**Dataset items:**
————————
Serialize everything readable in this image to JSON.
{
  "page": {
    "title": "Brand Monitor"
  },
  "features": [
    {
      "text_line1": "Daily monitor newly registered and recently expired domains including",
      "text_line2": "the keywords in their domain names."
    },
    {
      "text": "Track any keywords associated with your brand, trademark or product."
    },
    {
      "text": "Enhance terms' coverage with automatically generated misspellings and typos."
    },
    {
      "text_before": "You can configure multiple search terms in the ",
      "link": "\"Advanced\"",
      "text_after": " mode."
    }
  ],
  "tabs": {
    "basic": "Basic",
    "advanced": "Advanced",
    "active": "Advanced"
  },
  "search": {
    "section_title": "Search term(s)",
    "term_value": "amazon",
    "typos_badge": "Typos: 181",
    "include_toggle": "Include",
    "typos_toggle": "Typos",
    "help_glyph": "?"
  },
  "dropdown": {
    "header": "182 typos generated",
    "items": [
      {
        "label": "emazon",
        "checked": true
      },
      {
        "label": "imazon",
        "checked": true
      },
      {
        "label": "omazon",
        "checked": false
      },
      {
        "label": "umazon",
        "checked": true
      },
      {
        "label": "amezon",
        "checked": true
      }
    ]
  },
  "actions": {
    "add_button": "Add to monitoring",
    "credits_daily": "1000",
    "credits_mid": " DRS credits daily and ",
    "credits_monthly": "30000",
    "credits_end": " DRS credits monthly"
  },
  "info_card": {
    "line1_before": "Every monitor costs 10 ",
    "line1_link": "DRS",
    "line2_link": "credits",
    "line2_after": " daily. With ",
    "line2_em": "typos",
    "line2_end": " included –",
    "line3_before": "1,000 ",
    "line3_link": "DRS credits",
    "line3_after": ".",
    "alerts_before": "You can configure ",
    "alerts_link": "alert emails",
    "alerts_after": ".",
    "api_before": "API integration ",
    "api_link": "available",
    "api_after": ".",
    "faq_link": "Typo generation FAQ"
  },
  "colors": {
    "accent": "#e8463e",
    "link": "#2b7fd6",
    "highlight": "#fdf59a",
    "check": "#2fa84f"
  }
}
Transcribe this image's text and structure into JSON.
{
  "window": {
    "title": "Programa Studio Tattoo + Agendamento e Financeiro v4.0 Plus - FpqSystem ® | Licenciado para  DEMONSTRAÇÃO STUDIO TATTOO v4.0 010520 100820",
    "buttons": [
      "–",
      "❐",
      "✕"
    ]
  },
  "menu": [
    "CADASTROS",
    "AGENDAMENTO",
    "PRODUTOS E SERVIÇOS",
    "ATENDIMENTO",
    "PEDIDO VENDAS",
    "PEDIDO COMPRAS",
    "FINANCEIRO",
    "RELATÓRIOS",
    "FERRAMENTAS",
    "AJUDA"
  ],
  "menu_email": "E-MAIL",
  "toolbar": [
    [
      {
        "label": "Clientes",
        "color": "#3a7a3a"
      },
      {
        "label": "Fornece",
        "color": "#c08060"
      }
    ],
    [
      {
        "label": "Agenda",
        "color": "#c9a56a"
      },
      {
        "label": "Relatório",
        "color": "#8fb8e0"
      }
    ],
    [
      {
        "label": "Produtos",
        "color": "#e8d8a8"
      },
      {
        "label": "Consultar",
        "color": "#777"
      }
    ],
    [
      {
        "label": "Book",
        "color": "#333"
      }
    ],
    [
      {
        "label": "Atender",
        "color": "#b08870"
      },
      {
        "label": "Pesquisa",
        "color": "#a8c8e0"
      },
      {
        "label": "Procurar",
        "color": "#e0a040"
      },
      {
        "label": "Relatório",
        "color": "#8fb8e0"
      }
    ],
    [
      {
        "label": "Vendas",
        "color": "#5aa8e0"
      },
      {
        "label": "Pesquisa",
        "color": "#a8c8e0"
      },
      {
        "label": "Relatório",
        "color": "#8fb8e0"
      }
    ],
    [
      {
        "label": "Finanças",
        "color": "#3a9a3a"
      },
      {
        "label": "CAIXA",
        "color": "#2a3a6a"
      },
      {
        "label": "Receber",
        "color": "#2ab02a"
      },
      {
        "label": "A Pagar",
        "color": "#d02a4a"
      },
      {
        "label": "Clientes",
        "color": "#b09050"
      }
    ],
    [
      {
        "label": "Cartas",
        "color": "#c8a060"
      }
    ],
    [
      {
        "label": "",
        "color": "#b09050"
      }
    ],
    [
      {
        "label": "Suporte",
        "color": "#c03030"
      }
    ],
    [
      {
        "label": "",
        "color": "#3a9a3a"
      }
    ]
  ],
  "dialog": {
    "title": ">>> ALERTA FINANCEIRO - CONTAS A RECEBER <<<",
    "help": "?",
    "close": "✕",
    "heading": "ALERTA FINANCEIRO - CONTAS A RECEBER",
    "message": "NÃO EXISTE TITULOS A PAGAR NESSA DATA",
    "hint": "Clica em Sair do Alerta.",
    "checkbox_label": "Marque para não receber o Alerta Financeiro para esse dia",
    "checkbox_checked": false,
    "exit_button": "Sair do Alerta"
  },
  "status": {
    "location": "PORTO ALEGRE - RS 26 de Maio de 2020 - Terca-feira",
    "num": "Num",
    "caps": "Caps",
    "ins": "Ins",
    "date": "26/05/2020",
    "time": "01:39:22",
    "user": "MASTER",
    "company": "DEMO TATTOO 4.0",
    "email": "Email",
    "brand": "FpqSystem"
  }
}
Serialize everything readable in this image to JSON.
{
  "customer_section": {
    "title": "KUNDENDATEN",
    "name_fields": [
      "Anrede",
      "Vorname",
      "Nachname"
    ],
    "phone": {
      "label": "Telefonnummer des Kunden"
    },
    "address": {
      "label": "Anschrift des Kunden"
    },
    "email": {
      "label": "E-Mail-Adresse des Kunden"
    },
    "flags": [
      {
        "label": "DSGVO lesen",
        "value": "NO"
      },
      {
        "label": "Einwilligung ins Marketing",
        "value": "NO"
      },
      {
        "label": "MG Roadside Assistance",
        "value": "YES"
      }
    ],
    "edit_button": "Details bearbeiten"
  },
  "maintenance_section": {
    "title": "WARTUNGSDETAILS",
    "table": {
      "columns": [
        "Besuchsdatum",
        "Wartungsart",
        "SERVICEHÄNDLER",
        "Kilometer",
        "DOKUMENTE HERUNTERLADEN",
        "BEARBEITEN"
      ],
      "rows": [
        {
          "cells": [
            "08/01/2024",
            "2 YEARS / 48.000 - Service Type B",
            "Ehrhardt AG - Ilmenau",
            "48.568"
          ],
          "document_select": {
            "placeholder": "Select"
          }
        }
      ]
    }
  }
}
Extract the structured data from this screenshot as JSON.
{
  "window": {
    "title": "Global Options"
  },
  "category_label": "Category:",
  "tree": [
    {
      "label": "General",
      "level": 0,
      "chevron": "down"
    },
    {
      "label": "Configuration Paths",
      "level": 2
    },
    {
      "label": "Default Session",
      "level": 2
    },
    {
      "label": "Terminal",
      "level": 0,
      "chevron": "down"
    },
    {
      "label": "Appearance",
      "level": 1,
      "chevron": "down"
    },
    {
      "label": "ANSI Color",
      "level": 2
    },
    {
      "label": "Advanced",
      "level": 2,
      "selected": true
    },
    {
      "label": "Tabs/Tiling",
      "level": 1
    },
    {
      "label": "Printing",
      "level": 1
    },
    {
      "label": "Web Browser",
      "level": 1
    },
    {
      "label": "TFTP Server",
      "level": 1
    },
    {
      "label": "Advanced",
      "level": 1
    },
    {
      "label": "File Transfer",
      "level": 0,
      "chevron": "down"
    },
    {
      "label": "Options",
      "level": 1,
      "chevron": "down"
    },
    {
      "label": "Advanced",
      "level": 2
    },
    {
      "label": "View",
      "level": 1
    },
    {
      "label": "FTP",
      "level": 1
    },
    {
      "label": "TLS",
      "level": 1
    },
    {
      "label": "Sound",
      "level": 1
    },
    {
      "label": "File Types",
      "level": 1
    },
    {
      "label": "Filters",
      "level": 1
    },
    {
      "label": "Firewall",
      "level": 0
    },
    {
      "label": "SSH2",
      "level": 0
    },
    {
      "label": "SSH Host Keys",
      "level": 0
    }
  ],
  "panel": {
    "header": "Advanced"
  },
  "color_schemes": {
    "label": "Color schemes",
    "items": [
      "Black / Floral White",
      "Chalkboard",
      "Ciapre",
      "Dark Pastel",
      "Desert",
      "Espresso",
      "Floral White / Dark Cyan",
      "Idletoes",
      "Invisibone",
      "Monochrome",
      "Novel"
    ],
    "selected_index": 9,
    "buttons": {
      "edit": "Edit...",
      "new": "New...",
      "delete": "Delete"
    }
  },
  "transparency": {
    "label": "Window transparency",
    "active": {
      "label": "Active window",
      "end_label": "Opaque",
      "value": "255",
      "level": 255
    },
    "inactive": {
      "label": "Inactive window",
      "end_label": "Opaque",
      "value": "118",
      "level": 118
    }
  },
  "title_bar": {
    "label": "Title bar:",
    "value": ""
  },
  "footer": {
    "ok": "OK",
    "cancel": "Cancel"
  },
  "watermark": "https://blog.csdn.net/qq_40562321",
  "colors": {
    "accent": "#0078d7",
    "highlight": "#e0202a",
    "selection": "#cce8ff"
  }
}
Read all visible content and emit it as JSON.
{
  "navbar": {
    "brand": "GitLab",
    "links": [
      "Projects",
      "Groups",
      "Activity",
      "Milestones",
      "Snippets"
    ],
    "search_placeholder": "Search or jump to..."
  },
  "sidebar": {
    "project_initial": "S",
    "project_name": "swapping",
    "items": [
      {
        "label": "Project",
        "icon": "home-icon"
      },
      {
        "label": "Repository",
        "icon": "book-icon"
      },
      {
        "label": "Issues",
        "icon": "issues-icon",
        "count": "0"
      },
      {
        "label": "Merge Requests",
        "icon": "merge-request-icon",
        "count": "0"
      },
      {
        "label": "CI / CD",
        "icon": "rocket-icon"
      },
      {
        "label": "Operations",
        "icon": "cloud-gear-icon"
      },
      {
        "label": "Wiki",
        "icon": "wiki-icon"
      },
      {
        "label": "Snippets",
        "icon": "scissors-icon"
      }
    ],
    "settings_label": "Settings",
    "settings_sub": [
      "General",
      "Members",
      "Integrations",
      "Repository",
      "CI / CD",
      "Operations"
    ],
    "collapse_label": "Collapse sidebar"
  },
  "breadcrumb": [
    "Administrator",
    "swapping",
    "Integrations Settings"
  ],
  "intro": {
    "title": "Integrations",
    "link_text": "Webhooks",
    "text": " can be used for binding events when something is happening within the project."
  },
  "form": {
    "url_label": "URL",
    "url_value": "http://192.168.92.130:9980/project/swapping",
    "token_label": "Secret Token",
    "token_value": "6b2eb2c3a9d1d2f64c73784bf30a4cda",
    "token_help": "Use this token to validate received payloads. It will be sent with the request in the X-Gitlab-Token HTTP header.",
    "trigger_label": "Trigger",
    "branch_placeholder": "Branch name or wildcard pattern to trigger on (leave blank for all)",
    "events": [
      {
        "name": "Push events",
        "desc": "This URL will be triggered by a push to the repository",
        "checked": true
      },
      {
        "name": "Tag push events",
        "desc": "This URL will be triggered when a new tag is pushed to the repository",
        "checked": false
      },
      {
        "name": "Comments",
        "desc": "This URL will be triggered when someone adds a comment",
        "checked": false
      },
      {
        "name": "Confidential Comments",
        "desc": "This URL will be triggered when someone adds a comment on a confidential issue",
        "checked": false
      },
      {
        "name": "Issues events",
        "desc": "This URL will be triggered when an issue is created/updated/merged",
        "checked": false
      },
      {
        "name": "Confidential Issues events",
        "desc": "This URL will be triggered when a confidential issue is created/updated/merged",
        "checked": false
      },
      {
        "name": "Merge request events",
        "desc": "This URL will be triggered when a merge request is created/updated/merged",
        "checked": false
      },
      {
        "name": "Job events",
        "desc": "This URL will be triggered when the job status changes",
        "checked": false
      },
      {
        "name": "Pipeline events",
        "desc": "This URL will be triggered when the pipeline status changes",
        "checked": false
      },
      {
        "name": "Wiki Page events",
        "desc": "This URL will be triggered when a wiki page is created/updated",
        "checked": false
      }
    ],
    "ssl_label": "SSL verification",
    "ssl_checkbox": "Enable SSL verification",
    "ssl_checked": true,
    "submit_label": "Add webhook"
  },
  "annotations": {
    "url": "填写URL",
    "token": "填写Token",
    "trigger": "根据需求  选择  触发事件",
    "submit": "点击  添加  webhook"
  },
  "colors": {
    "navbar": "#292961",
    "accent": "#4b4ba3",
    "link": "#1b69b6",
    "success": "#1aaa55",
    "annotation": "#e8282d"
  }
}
————————
**What the exercise asks:**
Check each line of the records above for "File", and copy those that have it.

**Response below:**
      "label": "File Transfer",
      "label": "File Types",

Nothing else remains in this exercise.